# PROVIDED RECORDS:

****************************************

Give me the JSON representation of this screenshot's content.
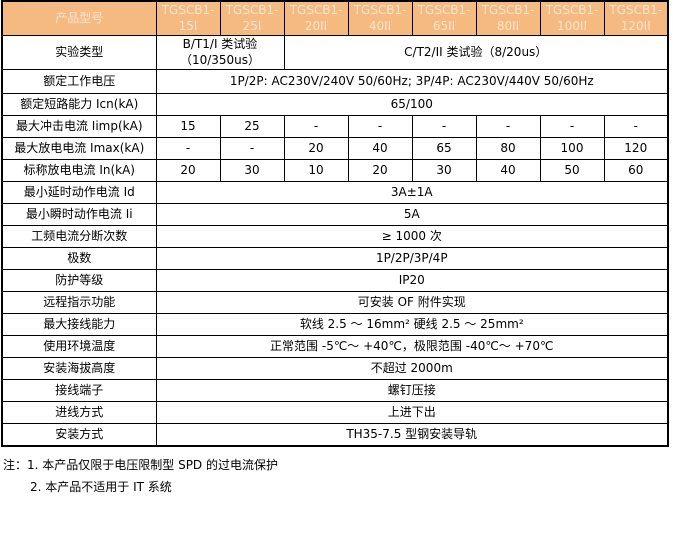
{
  "table": {
    "header": {
      "label": "产品型号",
      "models": [
        "TGSCB1-15I",
        "TGSCB1-25I",
        "TGSCB1-20II",
        "TGSCB1-40II",
        "TGSCB1-65II",
        "TGSCB1-80II",
        "TGSCB1-100II",
        "TGSCB1-120II"
      ]
    },
    "rows": [
      {
        "label": "实验类型",
        "cells": [
          "B/T1/I 类试验（10/350us）",
          "C/T2/II 类试验（8/20us）"
        ]
      },
      {
        "label": "额定工作电压",
        "cells": [
          "1P/2P: AC230V/240V 50/60Hz; 3P/4P: AC230V/440V 50/60Hz"
        ]
      },
      {
        "label": "额定短路能力 Icn(kA)",
        "cells": [
          "65/100"
        ]
      },
      {
        "label": "最大冲击电流 Iimp(kA)",
        "cells": [
          "15",
          "25",
          "-",
          "-",
          "-",
          "-",
          "-",
          "-"
        ]
      },
      {
        "label": "最大放电电流 Imax(kA)",
        "cells": [
          "-",
          "-",
          "20",
          "40",
          "65",
          "80",
          "100",
          "120"
        ]
      },
      {
        "label": "标称放电电流 In(kA)",
        "cells": [
          "20",
          "30",
          "10",
          "20",
          "30",
          "40",
          "50",
          "60"
        ]
      },
      {
        "label": "最小延时动作电流 Id",
        "cells": [
          "3A±1A"
        ]
      },
      {
        "label": "最小瞬时动作电流 Ii",
        "cells": [
          "5A"
        ]
      },
      {
        "label": "工频电流分断次数",
        "cells": [
          "≥ 1000 次"
        ]
      },
      {
        "label": "极数",
        "cells": [
          "1P/2P/3P/4P"
        ]
      },
      {
        "label": "防护等级",
        "cells": [
          "IP20"
        ]
      },
      {
        "label": "远程指示功能",
        "cells": [
          "可安装 OF 附件实现"
        ]
      },
      {
        "label": "最大接线能力",
        "cells": [
          "软线 2.5 ～ 16mm² 硬线 2.5 ～ 25mm²"
        ]
      },
      {
        "label": "使用环境温度",
        "cells": [
          "正常范围 -5℃～ +40℃，极限范围 -40℃～ +70℃"
        ]
      },
      {
        "label": "安装海拔高度",
        "cells": [
          "不超过 2000m"
        ]
      },
      {
        "label": "接线端子",
        "cells": [
          "螺钉压接"
        ]
      },
      {
        "label": "进线方式",
        "cells": [
          "上进下出"
        ]
      },
      {
        "label": "安装方式",
        "cells": [
          "TH35-7.5 型钢安装导轨"
        ]
      }
    ]
  },
  "notes": {
    "line1": "注：1. 本产品仅限于电压限制型 SPD 的过电流保护",
    "line2": "2. 本产品不适用于 IT 系统"
  },
  "colors": {
    "header_bg": "#F5BA81",
    "header_text": "#FCE4CF",
    "border": "#000000",
    "page_bg": "#FFFFFF"
  }
}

****************************************

Retype the data above exactly; pictures are not part of the copy.

# EXPECTED OUTPUT:
Give me the JSON representation of this screenshot's content.
{
  "table": {
    "header": {
      "label": "产品型号",
      "models": [
        "TGSCB1-15I",
        "TGSCB1-25I",
        "TGSCB1-20II",
        "TGSCB1-40II",
        "TGSCB1-65II",
        "TGSCB1-80II",
        "TGSCB1-100II",
        "TGSCB1-120II"
      ]
    },
    "rows": [
      {
        "label": "实验类型",
        "cells": [
          "B/T1/I 类试验（10/350us）",
          "C/T2/II 类试验（8/20us）"
        ]
      },
      {
        "label": "额定工作电压",
        "cells": [
          "1P/2P: AC230V/240V 50/60Hz; 3P/4P: AC230V/440V 50/60Hz"
        ]
      },
      {
        "label": "额定短路能力 Icn(kA)",
        "cells": [
          "65/100"
        ]
      },
      {
        "label": "最大冲击电流 Iimp(kA)",
        "cells": [
          "15",
          "25",
          "-",
          "-",
          "-",
          "-",
          "-",
          "-"
        ]
      },
      {
        "label": "最大放电电流 Imax(kA)",
        "cells": [
          "-",
          "-",
          "20",
          "40",
          "65",
          "80",
          "100",
          "120"
        ]
      },
      {
        "label": "标称放电电流 In(kA)",
        "cells": [
          "20",
          "30",
          "10",
          "20",
          "30",
          "40",
          "50",
          "60"
        ]
      },
      {
        "label": "最小延时动作电流 Id",
        "cells": [
          "3A±1A"
        ]
      },
      {
        "label": "最小瞬时动作电流 Ii",
        "cells": [
          "5A"
        ]
      },
      {
        "label": "工频电流分断次数",
        "cells": [
          "≥ 1000 次"
        ]
      },
      {
        "label": "极数",
        "cells": [
          "1P/2P/3P/4P"
        ]
      },
      {
        "label": "防护等级",
        "cells": [
          "IP20"
        ]
      },
      {
        "label": "远程指示功能",
        "cells": [
          "可安装 OF 附件实现"
        ]
      },
      {
        "label": "最大接线能力",
        "cells": [
          "软线 2.5 ～ 16mm² 硬线 2.5 ～ 25mm²"
        ]
      },
      {
        "label": "使用环境温度",
        "cells": [
          "正常范围 -5℃～ +40℃，极限范围 -40℃～ +70℃"
        ]
      },
      {
        "label": "安装海拔高度",
        "cells": [
          "不超过 2000m"
        ]
      },
      {
        "label": "接线端子",
        "cells": [
          "螺钉压接"
        ]
      },
      {
        "label": "进线方式",
        "cells": [
          "上进下出"
        ]
      },
      {
        "label": "安装方式",
        "cells": [
          "TH35-7.5 型钢安装导轨"
        ]
      }
    ]
  },
  "notes": {
    "line1": "注：1. 本产品仅限于电压限制型 SPD 的过电流保护",
    "line2": "2. 本产品不适用于 IT 系统"
  },
  "colors": {
    "header_bg": "#F5BA81",
    "header_text": "#FCE4CF",
    "border": "#000000",
    "page_bg": "#FFFFFF"
  }
}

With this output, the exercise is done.